* **Task to complete**
Pick out each line below that includes the word "fast", and copy those lines.

* **Records for this exercise**
● ● ● ● ● ● ●

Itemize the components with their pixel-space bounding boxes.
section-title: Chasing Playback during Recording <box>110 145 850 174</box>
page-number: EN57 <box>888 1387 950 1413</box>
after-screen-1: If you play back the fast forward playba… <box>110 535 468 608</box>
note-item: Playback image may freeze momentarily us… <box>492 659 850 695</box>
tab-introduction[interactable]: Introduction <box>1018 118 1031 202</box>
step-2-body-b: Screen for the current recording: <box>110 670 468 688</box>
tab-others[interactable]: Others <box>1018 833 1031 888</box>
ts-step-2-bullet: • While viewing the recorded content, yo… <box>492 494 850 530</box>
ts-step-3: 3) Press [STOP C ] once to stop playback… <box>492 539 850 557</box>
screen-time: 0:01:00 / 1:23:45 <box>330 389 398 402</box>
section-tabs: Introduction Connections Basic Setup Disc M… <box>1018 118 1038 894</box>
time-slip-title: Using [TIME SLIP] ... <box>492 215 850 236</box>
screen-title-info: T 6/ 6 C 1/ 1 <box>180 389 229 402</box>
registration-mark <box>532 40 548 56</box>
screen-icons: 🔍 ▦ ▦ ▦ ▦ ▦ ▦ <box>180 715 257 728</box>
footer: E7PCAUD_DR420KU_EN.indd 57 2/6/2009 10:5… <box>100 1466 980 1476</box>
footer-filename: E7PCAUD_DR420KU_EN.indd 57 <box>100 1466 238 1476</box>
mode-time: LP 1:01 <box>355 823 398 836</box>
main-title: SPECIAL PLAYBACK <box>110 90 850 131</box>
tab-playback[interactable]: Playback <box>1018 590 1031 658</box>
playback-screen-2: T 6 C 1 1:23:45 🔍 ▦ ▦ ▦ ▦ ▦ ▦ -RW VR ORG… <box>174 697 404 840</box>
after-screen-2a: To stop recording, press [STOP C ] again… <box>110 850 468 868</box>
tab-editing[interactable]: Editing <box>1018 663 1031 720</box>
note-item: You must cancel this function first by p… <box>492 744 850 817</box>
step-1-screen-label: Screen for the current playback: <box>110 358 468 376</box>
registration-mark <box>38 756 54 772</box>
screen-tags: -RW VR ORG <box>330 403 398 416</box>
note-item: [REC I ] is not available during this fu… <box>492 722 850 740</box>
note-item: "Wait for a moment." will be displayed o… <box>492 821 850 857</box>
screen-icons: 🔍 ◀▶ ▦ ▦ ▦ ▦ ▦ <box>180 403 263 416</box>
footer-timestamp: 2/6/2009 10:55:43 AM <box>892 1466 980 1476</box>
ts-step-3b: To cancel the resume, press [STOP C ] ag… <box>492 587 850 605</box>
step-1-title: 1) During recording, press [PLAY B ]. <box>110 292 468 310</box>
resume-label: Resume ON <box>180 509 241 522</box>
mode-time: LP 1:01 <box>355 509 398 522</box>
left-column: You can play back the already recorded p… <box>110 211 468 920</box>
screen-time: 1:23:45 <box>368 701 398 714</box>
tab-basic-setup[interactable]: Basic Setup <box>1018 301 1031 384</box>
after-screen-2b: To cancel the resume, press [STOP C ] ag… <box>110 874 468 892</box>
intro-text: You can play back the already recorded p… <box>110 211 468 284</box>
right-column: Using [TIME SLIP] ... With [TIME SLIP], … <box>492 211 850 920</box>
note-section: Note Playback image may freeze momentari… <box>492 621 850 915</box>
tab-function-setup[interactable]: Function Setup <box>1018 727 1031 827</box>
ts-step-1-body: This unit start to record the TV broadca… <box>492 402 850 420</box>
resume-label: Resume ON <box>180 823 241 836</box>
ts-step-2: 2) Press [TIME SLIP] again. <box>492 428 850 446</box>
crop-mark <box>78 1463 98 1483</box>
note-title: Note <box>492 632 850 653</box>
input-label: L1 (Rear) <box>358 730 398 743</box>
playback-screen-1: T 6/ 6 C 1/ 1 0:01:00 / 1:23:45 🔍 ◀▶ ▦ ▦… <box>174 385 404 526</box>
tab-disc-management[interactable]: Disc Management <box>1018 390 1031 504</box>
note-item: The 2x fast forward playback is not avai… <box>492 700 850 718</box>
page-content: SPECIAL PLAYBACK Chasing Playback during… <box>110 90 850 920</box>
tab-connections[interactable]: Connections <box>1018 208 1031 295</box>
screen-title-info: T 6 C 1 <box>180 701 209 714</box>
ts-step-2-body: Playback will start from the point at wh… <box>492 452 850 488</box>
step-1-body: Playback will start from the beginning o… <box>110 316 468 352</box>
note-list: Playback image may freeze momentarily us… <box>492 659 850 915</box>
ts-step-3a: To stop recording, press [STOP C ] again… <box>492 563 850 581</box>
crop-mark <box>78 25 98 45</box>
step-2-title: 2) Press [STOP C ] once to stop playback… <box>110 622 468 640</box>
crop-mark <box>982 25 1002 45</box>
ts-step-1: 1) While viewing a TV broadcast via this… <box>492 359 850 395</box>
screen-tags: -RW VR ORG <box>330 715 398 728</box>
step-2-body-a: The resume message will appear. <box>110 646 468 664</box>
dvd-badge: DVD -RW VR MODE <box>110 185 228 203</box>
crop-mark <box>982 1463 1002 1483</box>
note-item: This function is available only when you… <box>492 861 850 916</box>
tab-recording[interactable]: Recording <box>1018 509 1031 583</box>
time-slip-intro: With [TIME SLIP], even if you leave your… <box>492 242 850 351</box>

● ● ● ● ● ● ●

* **In response**
after-screen-1: If you play back the fast forward playba… <box>110 535 468 608</box>
note-item: The 2x fast forward playback is not avai… <box>492 700 850 718</box>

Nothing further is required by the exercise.